Requirements
Gather all lines from the material that contain "JSON".

Task inputs

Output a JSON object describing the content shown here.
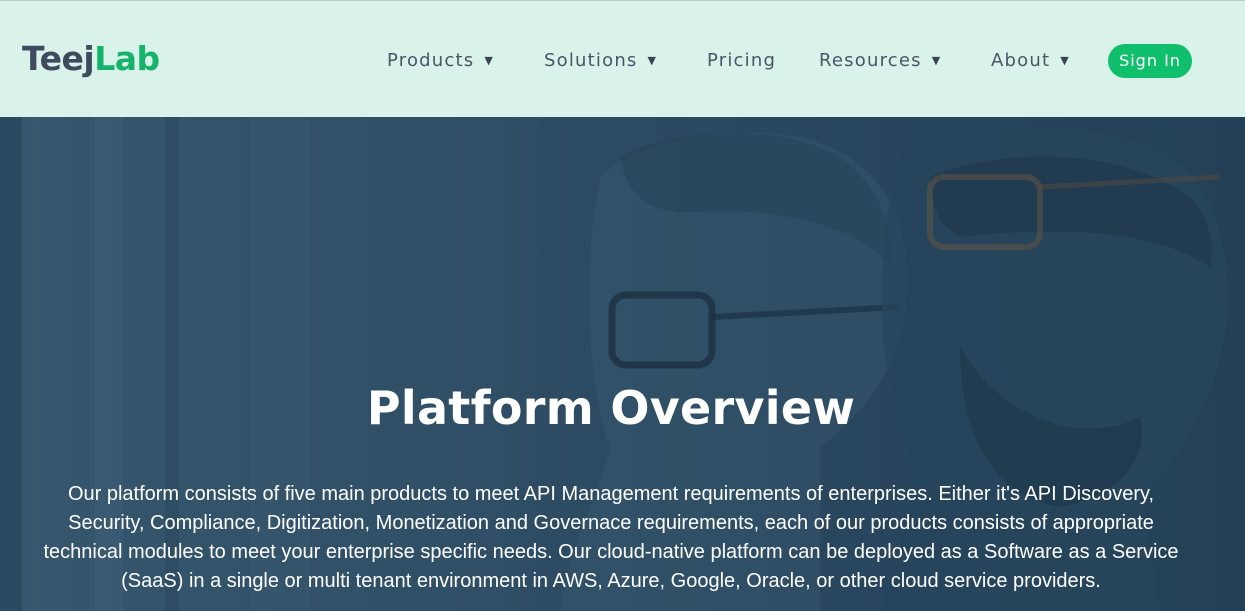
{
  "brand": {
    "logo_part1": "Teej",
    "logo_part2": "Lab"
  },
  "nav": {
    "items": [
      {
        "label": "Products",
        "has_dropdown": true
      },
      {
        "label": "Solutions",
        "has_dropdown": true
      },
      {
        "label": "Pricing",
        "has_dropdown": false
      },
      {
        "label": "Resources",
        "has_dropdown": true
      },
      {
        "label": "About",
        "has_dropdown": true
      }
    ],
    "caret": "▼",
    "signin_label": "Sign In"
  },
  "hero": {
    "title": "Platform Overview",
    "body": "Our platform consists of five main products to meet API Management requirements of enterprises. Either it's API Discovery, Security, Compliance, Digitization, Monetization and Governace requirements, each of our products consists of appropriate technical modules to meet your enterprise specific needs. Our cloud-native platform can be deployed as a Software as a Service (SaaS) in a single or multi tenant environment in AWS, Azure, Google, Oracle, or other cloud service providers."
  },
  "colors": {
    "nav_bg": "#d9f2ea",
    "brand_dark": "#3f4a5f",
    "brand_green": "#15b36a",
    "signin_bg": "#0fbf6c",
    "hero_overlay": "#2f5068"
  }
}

--

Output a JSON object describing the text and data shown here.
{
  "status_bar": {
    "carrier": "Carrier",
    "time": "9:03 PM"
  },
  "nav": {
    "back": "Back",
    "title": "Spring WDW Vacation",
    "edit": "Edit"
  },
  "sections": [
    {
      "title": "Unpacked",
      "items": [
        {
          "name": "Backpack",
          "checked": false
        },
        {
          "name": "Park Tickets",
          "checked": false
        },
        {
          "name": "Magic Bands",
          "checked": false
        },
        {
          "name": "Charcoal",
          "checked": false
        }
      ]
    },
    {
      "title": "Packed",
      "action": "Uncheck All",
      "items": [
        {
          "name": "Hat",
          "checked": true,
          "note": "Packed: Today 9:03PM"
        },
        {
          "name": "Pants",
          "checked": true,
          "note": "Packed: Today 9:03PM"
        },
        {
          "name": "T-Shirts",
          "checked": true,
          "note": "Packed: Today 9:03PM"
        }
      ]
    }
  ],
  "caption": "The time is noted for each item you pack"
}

Exercise output
Output a JSON object describing the content shown here.
Output a JSON object describing the text and data shown here.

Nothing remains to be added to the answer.